**Given task**
Copy each line with the word "emparer" in it.
━━ Task input ━━
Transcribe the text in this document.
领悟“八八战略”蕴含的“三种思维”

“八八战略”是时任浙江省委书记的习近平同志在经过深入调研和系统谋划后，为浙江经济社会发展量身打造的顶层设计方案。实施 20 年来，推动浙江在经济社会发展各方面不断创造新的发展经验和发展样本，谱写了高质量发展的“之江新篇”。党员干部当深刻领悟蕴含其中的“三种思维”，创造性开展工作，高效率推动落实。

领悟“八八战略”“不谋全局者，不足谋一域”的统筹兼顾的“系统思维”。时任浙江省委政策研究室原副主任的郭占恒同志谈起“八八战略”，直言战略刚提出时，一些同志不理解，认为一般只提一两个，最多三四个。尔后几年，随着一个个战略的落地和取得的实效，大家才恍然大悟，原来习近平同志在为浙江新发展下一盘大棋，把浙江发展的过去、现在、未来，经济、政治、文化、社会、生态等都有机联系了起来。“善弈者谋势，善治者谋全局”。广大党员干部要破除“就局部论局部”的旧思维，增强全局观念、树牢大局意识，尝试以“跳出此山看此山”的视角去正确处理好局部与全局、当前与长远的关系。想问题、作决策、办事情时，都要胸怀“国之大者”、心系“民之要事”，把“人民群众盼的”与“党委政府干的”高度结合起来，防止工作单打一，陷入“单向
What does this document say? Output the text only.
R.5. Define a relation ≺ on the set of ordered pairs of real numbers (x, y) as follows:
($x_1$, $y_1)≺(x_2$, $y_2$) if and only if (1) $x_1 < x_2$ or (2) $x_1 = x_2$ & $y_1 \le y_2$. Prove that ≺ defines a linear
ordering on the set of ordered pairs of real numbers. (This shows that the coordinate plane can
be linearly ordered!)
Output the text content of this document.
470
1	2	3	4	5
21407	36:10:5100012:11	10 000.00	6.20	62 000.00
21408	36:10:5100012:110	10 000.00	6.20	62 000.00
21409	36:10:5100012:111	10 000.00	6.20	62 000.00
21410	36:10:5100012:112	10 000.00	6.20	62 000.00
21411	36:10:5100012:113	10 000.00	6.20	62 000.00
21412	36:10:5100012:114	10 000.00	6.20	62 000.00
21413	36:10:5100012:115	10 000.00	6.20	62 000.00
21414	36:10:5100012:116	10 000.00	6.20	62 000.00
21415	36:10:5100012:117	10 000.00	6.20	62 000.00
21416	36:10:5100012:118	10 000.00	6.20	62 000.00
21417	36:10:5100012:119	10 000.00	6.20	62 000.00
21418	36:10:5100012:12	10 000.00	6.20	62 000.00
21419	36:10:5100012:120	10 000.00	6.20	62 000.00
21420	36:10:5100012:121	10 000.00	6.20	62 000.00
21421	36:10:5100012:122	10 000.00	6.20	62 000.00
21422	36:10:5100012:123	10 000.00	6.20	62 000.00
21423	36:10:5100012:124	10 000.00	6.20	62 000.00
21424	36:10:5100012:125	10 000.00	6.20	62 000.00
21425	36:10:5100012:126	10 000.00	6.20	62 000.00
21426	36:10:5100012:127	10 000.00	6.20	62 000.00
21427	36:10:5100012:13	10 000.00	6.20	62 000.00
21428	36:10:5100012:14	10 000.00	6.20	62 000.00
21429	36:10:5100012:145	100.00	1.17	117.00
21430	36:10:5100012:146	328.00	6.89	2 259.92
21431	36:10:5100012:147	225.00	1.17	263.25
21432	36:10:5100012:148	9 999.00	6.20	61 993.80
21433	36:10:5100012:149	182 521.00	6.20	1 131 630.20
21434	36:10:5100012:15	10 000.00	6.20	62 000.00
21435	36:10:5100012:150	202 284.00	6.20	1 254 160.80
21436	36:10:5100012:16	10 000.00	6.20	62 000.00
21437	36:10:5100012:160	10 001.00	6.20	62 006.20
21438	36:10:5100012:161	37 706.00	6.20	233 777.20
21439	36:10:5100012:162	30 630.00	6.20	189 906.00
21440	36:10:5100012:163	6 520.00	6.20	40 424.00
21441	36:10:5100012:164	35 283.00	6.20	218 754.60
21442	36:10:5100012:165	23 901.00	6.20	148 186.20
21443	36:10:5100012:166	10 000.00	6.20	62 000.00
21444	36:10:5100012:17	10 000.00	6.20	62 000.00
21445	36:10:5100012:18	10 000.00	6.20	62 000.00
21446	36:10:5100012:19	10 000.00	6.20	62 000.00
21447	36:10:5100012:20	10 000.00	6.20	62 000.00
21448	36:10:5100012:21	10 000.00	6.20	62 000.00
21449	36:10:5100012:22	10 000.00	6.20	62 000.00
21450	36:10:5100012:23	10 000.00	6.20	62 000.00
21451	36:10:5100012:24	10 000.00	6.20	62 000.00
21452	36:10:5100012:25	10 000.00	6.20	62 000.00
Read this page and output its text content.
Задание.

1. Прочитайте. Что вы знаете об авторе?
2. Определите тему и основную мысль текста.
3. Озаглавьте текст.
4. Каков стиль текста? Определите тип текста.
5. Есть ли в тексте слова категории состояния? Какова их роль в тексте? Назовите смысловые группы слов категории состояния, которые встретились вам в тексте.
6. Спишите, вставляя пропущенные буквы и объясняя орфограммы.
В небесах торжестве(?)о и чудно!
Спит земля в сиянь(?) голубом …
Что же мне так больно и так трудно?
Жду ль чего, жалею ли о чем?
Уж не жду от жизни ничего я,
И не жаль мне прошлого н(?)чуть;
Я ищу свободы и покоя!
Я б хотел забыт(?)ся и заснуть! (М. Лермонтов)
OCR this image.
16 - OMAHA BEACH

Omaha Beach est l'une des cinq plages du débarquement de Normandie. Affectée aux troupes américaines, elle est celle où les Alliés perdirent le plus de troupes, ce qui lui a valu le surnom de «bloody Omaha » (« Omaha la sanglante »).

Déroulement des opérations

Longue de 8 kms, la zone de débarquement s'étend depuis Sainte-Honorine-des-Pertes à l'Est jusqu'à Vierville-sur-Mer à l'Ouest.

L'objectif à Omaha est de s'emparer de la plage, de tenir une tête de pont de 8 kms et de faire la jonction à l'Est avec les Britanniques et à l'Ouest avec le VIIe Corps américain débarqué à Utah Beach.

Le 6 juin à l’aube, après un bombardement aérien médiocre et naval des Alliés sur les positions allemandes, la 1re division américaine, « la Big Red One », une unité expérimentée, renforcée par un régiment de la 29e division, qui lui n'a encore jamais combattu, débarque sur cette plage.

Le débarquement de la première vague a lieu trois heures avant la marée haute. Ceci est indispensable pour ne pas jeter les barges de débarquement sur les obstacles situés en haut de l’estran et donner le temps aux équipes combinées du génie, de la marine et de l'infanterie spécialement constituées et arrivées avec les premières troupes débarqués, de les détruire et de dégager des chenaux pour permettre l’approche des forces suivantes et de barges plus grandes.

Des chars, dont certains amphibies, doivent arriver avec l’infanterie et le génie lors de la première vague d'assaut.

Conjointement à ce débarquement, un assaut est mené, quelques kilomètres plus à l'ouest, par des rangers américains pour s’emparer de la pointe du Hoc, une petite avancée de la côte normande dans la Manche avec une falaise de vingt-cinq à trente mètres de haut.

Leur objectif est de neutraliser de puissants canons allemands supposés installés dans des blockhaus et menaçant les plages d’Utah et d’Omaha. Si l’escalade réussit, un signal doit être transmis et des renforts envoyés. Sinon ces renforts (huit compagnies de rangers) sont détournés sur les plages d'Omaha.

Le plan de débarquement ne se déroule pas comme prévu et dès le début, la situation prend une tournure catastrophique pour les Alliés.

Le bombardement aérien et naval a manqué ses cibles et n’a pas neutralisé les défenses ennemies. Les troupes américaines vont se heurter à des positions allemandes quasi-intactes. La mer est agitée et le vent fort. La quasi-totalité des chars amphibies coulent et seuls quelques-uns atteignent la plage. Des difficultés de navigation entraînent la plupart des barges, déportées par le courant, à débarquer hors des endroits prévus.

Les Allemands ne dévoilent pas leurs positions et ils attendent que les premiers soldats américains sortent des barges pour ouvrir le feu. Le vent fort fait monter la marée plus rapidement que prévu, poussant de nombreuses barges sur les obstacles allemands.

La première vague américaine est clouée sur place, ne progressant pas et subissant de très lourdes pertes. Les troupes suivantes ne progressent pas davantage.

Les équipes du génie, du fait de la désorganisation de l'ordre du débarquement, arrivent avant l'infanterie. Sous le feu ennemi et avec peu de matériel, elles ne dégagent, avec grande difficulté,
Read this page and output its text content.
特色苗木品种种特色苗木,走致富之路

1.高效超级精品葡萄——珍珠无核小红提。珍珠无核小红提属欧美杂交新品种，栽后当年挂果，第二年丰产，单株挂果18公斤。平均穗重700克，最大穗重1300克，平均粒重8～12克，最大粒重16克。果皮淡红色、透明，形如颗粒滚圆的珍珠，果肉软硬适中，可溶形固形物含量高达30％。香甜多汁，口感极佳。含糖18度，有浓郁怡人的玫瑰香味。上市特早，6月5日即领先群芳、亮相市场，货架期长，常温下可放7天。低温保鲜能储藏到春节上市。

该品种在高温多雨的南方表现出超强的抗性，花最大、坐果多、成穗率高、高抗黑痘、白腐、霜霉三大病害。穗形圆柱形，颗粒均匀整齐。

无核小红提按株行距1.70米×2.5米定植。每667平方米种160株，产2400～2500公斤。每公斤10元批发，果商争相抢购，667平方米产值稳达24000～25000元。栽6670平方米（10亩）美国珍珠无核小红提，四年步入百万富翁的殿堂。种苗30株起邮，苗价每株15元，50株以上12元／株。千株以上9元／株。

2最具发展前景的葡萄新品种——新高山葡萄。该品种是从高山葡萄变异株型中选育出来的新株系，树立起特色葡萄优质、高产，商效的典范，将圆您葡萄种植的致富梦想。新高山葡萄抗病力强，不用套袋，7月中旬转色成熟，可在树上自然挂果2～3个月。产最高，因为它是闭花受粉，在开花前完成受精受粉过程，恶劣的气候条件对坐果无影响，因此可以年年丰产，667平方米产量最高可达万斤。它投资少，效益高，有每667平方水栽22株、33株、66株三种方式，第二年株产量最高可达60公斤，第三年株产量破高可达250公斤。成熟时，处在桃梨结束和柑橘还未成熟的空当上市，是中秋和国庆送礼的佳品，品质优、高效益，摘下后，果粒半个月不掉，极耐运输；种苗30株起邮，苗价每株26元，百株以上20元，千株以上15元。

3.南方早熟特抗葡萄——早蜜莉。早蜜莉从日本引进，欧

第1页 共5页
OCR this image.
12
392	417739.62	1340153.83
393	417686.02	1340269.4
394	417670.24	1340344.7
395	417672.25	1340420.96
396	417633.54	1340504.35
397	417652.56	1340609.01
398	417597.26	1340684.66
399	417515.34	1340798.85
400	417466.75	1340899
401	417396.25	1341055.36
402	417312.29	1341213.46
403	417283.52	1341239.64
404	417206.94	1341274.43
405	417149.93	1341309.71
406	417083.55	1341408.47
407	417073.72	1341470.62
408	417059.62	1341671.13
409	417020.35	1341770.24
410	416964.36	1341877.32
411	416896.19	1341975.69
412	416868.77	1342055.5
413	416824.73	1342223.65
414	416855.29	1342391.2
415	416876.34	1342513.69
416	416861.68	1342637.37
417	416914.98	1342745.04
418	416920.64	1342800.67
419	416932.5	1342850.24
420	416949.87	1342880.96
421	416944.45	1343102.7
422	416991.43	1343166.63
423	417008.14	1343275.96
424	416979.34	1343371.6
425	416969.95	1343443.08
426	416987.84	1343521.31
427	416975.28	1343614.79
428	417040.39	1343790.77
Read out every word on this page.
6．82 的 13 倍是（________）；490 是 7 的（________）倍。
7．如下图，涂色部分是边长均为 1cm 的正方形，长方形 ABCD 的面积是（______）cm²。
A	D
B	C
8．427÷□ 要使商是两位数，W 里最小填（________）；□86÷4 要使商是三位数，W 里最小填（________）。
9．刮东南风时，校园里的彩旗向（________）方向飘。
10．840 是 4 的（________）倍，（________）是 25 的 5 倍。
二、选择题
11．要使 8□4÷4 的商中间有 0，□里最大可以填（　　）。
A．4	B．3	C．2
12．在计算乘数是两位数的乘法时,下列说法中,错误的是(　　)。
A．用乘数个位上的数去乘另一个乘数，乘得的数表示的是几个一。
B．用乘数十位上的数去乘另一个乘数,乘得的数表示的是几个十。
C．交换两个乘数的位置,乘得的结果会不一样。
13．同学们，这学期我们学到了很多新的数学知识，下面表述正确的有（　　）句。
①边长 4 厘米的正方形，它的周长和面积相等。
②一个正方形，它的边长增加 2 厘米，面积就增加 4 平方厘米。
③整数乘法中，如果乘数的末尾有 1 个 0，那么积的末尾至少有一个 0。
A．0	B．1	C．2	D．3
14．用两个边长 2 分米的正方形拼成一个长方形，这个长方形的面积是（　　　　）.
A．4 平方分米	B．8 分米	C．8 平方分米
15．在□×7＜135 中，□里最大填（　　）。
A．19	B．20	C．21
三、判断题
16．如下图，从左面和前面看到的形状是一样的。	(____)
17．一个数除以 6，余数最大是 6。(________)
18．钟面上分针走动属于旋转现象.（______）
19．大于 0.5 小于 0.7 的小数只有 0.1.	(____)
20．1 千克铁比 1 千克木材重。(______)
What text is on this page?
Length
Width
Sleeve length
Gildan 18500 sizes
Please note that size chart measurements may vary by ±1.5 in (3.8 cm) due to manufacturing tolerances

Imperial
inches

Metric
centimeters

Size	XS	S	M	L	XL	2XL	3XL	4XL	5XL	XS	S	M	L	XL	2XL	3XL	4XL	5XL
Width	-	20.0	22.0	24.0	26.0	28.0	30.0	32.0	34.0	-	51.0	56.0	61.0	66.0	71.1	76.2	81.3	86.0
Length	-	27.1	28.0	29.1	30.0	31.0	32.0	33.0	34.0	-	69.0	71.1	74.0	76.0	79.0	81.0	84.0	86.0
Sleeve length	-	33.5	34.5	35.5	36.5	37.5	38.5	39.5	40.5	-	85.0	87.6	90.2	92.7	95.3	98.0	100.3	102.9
━━━
**Task result**
L'objectif à Omaha est de s'emparer de la plage, de tenir une tête de pont de 8 kms et de faire la jonction à l'Est avec les Britanniques et à l'Ouest avec le VIIe Corps américain débarqué à Utah Beach.
Conjointement à ce débarquement, un assaut est mené, quelques kilomètres plus à l'ouest, par des rangers américains pour s’emparer de la pointe du Hoc, une petite avancée de la côte normande dans la Manche avec une falaise de vingt-cinq à trente mètres de haut.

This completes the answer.